TASK PROMPT: Return all lines from the listing below in which the string "United" occurs.
● ● ● ● ● ● ●
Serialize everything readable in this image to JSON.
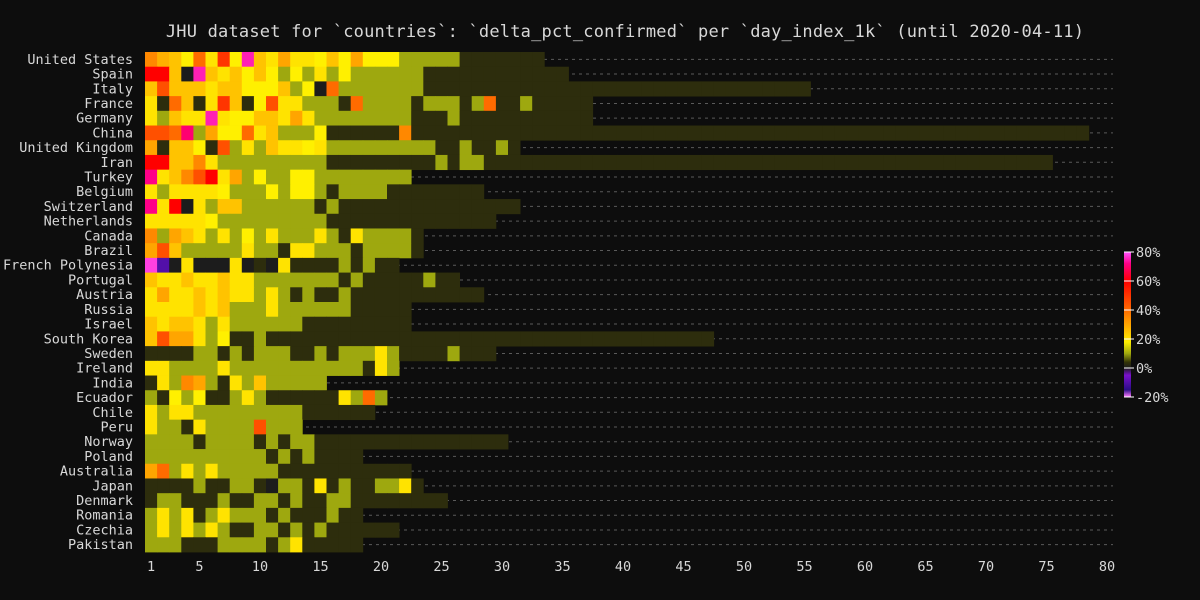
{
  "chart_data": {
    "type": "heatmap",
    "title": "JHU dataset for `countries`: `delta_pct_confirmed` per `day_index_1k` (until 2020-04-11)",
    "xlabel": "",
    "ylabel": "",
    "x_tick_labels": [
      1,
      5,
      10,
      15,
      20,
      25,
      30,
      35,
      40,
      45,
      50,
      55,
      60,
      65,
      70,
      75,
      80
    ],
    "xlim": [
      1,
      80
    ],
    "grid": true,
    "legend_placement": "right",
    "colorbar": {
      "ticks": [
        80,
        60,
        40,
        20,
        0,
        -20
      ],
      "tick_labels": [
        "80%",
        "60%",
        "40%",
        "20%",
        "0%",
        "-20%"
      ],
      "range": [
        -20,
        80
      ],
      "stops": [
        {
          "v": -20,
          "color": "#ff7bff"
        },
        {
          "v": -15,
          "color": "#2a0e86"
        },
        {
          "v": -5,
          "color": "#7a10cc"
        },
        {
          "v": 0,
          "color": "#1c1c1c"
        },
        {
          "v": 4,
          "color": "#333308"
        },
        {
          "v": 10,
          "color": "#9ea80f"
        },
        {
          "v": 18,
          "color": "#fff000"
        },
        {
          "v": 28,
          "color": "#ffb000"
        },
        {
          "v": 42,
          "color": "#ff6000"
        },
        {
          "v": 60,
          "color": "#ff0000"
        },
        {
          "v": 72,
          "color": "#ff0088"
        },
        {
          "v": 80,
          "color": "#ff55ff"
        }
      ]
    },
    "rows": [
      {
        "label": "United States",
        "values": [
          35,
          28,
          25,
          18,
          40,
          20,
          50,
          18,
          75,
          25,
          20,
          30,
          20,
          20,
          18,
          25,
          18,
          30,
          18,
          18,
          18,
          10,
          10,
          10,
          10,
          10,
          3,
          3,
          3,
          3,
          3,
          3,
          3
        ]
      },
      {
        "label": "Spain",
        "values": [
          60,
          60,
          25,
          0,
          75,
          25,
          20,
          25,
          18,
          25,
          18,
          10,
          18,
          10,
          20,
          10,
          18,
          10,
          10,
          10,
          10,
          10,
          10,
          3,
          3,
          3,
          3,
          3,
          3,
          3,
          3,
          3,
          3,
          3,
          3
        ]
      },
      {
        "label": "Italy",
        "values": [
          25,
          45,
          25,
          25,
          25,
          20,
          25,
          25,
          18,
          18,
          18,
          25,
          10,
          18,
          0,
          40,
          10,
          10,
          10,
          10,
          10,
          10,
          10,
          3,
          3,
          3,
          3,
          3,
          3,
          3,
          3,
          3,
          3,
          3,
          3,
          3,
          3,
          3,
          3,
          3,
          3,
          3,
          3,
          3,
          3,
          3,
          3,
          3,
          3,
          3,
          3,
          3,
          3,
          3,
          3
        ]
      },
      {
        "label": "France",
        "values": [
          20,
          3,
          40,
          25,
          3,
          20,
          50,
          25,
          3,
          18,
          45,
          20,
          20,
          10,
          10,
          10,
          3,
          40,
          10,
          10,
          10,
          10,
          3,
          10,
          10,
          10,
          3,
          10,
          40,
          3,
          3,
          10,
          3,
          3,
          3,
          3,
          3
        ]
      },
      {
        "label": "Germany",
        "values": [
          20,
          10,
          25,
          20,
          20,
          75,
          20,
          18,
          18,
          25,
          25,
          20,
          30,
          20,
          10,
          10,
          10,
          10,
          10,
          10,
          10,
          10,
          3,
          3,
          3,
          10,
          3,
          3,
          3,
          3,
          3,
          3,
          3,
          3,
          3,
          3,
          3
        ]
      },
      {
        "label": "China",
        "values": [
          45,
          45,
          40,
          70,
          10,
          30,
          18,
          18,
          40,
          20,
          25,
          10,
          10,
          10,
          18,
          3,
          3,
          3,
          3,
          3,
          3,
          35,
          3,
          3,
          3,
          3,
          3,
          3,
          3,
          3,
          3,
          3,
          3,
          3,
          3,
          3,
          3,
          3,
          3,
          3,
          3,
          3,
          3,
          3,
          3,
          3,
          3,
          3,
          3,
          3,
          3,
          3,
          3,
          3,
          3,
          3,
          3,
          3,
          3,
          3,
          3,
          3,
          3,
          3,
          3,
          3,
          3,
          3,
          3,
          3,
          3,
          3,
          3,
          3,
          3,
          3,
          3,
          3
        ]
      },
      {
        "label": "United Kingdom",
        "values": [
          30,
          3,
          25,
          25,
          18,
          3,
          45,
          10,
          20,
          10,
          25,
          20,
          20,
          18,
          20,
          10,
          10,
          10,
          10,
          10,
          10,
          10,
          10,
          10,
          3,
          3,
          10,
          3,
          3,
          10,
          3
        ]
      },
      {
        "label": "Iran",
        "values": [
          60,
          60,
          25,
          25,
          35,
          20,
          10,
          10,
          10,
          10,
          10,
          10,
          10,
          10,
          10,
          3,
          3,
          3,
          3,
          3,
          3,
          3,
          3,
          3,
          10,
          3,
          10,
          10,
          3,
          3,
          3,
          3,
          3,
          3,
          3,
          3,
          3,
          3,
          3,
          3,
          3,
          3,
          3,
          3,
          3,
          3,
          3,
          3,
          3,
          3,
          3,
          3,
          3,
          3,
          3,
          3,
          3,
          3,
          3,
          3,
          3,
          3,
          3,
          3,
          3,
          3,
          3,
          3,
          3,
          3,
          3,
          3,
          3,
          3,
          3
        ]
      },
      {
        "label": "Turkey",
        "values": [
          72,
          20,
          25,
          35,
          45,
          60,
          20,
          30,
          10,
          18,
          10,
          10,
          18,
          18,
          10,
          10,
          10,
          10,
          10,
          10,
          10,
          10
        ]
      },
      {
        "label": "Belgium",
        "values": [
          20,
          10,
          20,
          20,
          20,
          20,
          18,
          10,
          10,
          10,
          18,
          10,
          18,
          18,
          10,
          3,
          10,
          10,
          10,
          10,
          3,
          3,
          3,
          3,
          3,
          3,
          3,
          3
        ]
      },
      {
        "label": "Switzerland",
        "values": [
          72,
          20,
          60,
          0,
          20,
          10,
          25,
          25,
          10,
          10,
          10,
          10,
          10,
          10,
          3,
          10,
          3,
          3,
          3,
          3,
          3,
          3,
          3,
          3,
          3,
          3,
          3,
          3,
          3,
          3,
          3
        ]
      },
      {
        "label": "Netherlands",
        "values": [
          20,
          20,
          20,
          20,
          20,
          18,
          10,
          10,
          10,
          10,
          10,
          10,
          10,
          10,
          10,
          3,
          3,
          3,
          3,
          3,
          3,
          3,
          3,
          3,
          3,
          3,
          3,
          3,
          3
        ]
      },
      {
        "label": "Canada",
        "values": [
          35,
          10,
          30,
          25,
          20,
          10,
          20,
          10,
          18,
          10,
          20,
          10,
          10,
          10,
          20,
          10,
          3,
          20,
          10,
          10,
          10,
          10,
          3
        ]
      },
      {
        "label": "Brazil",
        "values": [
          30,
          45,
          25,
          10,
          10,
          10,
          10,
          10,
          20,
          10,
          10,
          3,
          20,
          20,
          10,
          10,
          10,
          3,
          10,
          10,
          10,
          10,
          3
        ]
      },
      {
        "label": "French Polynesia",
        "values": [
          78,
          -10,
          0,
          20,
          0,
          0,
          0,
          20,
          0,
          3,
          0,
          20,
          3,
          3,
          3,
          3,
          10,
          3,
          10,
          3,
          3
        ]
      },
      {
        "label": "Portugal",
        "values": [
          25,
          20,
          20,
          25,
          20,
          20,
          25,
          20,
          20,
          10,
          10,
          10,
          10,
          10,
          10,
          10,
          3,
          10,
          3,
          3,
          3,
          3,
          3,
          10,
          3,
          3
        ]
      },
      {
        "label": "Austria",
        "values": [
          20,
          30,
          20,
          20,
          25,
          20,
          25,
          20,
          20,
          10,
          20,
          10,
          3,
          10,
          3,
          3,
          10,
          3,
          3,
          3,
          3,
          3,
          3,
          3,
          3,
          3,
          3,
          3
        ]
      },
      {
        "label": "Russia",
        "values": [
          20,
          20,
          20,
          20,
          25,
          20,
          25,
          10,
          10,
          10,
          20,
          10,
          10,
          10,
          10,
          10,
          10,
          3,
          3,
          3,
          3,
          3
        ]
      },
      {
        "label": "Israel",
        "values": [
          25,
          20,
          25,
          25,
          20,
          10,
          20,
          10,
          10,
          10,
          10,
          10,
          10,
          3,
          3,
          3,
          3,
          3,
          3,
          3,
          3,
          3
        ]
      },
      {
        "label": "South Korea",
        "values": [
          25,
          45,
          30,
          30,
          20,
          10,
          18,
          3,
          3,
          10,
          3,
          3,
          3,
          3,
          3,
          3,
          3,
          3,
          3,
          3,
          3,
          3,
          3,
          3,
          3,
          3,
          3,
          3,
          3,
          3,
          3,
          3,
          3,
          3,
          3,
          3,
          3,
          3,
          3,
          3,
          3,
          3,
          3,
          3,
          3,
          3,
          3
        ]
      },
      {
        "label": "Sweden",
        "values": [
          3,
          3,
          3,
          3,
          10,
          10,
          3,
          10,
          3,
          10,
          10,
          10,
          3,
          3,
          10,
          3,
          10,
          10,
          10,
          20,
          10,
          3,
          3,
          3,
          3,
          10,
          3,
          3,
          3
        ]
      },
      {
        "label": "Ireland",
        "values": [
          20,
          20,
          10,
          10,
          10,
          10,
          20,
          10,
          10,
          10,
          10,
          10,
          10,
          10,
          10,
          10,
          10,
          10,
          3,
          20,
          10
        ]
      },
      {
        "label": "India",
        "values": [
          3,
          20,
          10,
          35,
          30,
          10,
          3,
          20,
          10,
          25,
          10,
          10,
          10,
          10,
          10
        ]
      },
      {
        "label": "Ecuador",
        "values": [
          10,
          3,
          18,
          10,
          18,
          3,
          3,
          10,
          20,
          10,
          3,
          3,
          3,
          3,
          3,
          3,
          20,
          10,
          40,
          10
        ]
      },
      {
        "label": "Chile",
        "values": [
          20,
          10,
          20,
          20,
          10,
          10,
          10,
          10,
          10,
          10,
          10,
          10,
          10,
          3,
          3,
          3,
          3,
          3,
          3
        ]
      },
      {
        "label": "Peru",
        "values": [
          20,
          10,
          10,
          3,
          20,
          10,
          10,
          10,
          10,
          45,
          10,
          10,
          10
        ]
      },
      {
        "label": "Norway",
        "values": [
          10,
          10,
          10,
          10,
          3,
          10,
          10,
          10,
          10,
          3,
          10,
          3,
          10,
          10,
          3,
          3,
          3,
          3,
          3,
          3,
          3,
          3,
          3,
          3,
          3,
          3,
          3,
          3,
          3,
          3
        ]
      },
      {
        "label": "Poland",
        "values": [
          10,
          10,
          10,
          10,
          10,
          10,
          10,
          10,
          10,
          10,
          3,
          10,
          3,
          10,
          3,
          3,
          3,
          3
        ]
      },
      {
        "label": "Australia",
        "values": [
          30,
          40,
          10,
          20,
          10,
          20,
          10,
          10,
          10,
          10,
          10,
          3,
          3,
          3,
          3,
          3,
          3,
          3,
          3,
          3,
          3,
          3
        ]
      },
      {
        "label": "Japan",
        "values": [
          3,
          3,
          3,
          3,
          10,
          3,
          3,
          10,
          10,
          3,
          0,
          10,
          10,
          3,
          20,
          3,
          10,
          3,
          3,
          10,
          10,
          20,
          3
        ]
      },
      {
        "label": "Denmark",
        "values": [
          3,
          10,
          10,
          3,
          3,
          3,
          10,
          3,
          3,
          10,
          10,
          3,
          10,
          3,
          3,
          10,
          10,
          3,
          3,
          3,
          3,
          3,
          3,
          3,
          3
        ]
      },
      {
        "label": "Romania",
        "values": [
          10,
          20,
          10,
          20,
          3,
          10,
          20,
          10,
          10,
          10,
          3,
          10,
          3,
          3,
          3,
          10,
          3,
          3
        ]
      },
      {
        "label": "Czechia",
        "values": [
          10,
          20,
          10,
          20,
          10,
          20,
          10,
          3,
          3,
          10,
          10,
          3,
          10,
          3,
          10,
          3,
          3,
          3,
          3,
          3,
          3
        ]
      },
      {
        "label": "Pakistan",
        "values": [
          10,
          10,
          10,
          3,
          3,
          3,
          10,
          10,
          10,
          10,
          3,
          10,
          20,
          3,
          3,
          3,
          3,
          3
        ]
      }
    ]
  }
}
● ● ● ● ● ● ●
FINISHED ANSWER:
        "label": "United States",
        "label": "United Kingdom",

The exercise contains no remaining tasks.